***** Selected passage

R/getContent.R

Defines functions getSpecies searchQuery getSchemaClass query listSearchItems getPerson getPathways getParticipants getOrthology getEventsHierarchy getEntities discover

Documented in discover getEntities getEventsHierarchy getOrthology getParticipants getPathways getPerson getSchemaClass getSpecies listSearchItems query searchQuery

## Retrieve data from Content Service


#' Search engines discovery schema
#' @param event.id stable id or db id of an Event
#' @return a list of the event schema
#' @examples
#' discover("R-HSA-73893")
#' @rdname discover
#' @export

discover <- function(event.id) {
  path <- "data/discover"
  url <- file.path(getOption("base.address"), path, event.id)
  .retrieveData(url, as="text")
}



#' PhysicalEntity queries
#' 
#' This method retrieves instances related to PhysicalEntity. 
#' 
#' Details on options of `retrieval` arg:
#' - \strong{subunits}: retrieves subunits that constitute any given Complex
#' - \strong{complexes}: retrieves Complexes that contain the given `id` and `resource`
#' - \strong{componentOf}: retrieves structures (Complexes and Sets) that include the given Entity as their component
#' - \strong{otherForms}: retrieves Entities containing all other forms of the given PhysicalEntity
#' 
#' @param id stable or db id of a Reactome PhysicalEntity, or id from resources other than Reactome
#' @param retrieval entities to be retrieved, including "subunits", "complexes", "componentOf", "otherForms"
#' @param resource resource other than Reactome, e.g. UniProt, Ensembl
#' @param subunitsExcludeStructures whether contained Complexes and EntitySets are excluded when retrieving "subunits"
#' @return a dataframe containing requested information
#' @examples
#' getEntities("R-HSA-5674003", retrieval="subunits")
#' getEntities("P00533", retrieval="complexes", resource="UniProt")
#' @rdname getEntities
#' @family getContent
#' @export 

getEntities <- function(id, retrieval=c("subunits", "complexes", "componentOf", "otherForms"),
                        resource="Reactome", subunitsExcludeStructures=FALSE) {
  # check the inputs
  if (missing(retrieval)) {
    message("Retrieval argument not specified, retrieving 'subunits'... For 'complexes', 'componentOf', 'otherForms', specify 'retrieval'")
  }
  retrieval <- match.arg(retrieval, several.ok=FALSE)
  
  if (retrieval == "complexes" && resource == "Reactome") {
    stop("Please use an id from other resources (e.g. UniProt, Ensembl) 
         to retrieve complexes and specify the resource that the id comes from")
  }
  if (retrieval != "complexes" && resource != "Reactome") {
    stop("Please use Reactome as resource and specify a Reactome stable or db id")
  }
  
  # retrieve
  if (retrieval == "subunits") {
    # id is stable or db id
    url <- file.path(getOption("base.address"), "data/complex", id, 
                     paste0("subunits?excludeStructures=", tolower(subunitsExcludeStructures)))
  } else if (retrieval == "complexes") {
    url <- file.path(getOption("base.address"), "data/complexes", resource, id)
  } else {
    url <- file.path(getOption("base.address"), "data/entity", id, retrieval)

**********

Directions -
[1] In the getContent.R listing, which retrieval option does getEntities use when the retrieval argument is not specified?
[2] Do these statements agree with the getContent.R listing? Answer yes or no for each, quoting the deciding words.
(a) The discover function builds its URL using the path data/discover.
(b) The resource argument of getEntities defaults to UniProt.
(c) The componentOf option retrieves Complexes and Sets that include the given Entity as a component.

***** Data rows

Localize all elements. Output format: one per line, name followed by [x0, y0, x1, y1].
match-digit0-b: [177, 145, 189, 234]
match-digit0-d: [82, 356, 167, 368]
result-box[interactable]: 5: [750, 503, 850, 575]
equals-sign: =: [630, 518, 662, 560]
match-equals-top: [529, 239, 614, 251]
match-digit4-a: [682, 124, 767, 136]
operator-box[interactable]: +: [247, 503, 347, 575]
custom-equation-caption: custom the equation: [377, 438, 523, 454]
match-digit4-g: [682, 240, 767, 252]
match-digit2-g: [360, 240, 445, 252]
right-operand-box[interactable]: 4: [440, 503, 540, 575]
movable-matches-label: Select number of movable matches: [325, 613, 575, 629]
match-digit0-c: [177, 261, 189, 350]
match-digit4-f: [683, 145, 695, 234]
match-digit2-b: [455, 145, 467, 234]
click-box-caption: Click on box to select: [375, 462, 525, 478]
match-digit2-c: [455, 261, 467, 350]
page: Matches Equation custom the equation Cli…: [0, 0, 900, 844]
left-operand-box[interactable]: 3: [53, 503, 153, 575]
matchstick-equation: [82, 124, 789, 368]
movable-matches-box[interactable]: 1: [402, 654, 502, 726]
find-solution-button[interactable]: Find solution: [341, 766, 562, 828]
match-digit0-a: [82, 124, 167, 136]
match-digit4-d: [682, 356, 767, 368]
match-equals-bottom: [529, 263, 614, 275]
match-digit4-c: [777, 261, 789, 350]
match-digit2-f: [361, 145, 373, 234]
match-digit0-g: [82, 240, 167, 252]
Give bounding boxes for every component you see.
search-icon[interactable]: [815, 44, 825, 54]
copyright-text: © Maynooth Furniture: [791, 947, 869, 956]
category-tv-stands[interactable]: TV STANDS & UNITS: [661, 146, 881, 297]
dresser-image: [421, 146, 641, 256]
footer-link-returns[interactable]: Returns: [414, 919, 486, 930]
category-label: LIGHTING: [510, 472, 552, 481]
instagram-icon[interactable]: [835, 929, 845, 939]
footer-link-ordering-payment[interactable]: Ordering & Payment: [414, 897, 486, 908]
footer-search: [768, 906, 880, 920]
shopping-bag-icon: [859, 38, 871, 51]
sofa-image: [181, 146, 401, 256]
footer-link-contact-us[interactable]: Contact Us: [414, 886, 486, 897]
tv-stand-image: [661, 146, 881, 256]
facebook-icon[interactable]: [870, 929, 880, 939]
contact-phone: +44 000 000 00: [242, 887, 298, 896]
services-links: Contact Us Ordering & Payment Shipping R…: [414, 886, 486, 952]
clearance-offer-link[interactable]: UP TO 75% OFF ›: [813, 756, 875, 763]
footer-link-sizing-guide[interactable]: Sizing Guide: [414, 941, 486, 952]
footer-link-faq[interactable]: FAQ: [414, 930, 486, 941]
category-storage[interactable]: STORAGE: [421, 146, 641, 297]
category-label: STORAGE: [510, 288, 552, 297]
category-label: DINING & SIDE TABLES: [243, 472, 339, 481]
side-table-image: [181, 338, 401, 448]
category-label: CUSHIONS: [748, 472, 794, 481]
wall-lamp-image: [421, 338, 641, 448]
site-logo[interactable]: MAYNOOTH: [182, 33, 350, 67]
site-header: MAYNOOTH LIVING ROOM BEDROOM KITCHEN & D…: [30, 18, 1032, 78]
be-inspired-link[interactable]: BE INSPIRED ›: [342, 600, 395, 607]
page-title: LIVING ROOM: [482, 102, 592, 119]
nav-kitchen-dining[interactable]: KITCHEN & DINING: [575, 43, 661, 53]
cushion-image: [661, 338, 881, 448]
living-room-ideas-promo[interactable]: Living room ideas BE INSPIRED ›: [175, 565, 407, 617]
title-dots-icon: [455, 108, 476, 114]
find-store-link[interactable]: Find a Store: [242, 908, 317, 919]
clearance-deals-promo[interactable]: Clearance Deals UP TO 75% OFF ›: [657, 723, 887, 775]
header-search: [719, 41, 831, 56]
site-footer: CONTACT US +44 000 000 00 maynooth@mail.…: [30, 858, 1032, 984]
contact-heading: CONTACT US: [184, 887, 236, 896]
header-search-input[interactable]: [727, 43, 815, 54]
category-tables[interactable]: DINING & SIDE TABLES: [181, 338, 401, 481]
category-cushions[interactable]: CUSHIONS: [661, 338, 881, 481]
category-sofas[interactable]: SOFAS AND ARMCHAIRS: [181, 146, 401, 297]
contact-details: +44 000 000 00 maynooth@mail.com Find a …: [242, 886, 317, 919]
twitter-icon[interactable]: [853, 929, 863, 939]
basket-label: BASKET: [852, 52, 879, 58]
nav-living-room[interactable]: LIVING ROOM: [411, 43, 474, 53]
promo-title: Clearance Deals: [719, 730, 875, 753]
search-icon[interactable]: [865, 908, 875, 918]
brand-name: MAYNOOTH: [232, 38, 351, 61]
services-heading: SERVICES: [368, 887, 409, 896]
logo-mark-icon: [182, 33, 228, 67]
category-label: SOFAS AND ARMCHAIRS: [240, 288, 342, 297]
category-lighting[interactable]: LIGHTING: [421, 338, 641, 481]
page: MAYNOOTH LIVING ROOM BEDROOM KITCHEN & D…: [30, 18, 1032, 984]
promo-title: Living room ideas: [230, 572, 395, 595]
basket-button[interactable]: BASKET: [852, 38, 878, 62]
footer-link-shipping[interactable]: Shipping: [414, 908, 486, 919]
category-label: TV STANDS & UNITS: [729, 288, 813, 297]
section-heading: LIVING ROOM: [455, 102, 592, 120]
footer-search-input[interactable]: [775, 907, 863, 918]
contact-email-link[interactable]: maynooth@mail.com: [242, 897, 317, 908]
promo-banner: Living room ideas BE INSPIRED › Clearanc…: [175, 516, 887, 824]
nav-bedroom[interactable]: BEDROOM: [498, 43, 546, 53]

**********

Problem solutions -
[1] It retrieves "subunits".

[2]
(a) Yes: "path <- "data/discover""
(b) No: "resource="Reactome""
(c) Yes: "retrieves structures (Complexes and Sets) that include the given Entity as their component"